● Task directions
Select the lines that contain "Verwaltungsfachwirt" and copy each of them.

====== Available records

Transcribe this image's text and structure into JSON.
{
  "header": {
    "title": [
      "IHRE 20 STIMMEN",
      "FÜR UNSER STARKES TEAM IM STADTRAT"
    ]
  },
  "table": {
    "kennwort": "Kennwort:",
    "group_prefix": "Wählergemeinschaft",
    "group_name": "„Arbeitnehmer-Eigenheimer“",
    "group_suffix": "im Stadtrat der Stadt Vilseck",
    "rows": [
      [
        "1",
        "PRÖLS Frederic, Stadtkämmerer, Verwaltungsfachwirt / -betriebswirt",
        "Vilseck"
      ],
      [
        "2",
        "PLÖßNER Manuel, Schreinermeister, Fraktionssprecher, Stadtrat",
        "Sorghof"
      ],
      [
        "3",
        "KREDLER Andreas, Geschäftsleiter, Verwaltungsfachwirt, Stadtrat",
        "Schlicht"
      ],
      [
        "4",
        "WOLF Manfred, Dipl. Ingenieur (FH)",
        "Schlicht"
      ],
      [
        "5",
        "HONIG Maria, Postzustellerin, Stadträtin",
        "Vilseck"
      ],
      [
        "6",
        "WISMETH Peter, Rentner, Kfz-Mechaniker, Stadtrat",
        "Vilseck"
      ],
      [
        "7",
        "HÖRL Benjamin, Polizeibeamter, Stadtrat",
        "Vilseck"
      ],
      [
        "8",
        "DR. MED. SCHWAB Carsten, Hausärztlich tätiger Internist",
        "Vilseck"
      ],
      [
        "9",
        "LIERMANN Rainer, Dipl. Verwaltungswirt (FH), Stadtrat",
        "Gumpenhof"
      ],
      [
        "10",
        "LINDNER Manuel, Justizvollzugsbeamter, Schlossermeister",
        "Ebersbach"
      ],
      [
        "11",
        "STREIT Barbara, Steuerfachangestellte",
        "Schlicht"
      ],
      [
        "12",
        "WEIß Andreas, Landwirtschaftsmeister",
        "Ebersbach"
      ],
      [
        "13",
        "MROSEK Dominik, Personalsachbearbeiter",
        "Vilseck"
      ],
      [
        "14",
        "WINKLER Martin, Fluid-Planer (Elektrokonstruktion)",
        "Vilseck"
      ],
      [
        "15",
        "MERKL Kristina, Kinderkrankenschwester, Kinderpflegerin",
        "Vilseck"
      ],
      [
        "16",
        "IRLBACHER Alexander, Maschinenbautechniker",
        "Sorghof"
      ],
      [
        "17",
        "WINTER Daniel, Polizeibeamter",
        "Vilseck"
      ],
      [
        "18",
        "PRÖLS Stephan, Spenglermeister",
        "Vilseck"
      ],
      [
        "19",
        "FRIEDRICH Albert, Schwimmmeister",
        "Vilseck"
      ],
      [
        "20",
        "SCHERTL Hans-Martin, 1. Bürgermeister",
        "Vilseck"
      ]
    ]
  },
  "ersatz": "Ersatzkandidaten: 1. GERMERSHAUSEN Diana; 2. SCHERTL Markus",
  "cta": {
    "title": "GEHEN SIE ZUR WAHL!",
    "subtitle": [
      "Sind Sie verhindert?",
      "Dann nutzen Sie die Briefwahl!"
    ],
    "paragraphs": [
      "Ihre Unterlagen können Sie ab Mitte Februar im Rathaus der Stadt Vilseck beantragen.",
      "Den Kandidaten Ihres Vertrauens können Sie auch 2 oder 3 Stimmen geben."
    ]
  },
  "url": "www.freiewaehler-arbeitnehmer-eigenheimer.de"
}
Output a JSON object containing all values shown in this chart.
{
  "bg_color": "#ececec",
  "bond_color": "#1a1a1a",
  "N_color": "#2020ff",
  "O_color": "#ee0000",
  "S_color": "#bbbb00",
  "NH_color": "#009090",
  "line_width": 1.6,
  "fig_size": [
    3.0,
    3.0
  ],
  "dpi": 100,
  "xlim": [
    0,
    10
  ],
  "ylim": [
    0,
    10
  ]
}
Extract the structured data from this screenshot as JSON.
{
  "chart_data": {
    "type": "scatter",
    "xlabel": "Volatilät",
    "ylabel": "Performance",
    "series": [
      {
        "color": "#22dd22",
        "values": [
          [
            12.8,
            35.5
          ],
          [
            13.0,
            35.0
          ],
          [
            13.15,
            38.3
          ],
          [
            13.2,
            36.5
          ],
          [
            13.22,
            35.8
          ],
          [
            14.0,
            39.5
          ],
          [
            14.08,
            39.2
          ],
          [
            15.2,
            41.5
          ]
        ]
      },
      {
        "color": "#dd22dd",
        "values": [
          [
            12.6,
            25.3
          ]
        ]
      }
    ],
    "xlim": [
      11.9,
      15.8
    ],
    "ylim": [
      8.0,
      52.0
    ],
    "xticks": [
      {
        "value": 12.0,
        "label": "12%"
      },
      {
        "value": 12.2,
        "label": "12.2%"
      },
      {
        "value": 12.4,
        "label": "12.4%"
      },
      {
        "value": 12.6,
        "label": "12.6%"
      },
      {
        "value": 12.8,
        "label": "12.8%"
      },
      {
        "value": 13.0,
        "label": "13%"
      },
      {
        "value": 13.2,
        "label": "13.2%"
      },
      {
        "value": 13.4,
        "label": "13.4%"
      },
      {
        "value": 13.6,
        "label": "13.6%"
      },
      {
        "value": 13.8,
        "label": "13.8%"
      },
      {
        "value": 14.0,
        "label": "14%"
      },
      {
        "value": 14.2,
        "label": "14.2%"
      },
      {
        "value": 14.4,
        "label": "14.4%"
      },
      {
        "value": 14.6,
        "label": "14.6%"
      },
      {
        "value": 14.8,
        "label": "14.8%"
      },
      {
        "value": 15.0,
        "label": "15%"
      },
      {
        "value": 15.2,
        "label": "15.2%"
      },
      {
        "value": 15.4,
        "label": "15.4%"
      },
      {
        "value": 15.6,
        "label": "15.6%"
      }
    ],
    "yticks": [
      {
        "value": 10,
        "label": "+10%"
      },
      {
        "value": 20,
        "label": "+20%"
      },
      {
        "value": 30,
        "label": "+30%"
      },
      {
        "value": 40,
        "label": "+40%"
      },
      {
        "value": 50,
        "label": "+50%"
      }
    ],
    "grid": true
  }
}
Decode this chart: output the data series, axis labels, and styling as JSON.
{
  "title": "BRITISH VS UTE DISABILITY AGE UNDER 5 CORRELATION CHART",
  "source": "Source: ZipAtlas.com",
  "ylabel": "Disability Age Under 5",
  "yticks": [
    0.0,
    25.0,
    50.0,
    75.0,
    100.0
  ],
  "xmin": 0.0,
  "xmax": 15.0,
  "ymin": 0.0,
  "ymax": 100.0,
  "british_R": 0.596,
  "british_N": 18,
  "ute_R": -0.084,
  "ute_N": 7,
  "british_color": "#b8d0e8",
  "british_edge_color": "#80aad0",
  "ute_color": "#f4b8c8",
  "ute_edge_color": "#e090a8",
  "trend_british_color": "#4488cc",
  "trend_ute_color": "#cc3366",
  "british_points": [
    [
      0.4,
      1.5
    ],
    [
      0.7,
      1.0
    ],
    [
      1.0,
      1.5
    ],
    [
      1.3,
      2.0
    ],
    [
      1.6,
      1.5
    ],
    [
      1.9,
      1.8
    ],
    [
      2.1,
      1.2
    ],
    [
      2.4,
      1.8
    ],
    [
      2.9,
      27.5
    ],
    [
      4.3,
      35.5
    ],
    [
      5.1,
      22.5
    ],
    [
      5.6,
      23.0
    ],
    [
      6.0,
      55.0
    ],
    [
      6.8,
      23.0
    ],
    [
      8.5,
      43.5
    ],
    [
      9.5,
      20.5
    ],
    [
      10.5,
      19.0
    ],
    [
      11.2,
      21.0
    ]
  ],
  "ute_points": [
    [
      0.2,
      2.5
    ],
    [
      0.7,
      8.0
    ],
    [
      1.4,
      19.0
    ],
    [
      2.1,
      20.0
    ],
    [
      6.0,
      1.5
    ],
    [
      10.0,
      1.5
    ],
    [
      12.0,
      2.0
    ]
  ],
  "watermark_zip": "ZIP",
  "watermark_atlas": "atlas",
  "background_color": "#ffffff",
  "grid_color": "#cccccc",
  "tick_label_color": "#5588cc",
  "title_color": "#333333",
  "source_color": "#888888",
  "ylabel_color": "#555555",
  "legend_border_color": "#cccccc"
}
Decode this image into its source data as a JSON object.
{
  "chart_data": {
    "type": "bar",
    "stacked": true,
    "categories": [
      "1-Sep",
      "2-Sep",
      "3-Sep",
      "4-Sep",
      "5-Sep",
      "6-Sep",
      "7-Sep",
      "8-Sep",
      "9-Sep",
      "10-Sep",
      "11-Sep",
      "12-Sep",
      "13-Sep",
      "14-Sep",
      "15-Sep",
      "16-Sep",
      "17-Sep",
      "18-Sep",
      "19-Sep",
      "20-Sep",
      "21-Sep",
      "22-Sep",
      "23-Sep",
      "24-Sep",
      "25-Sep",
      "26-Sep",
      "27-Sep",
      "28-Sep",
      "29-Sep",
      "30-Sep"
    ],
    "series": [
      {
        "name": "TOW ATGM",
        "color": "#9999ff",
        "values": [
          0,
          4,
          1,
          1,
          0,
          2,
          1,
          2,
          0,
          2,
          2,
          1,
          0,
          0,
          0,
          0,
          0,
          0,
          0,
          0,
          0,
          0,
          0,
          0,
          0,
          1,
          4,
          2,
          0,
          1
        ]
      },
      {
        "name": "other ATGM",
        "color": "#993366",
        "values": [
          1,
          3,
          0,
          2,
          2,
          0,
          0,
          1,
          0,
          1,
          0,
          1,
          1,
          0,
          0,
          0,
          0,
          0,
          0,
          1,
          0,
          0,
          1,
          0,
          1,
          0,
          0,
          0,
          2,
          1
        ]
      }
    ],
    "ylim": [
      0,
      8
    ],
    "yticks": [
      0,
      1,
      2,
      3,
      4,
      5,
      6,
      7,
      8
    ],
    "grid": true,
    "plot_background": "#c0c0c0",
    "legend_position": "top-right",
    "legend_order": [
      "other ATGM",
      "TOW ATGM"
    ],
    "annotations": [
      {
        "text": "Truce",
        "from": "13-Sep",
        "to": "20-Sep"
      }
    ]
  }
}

============

● Solution below
        "PRÖLS Frederic, Stadtkämmerer, Verwaltungsfachwirt / -betriebswirt",
        "KREDLER Andreas, Geschäftsleiter, Verwaltungsfachwirt, Stadtrat",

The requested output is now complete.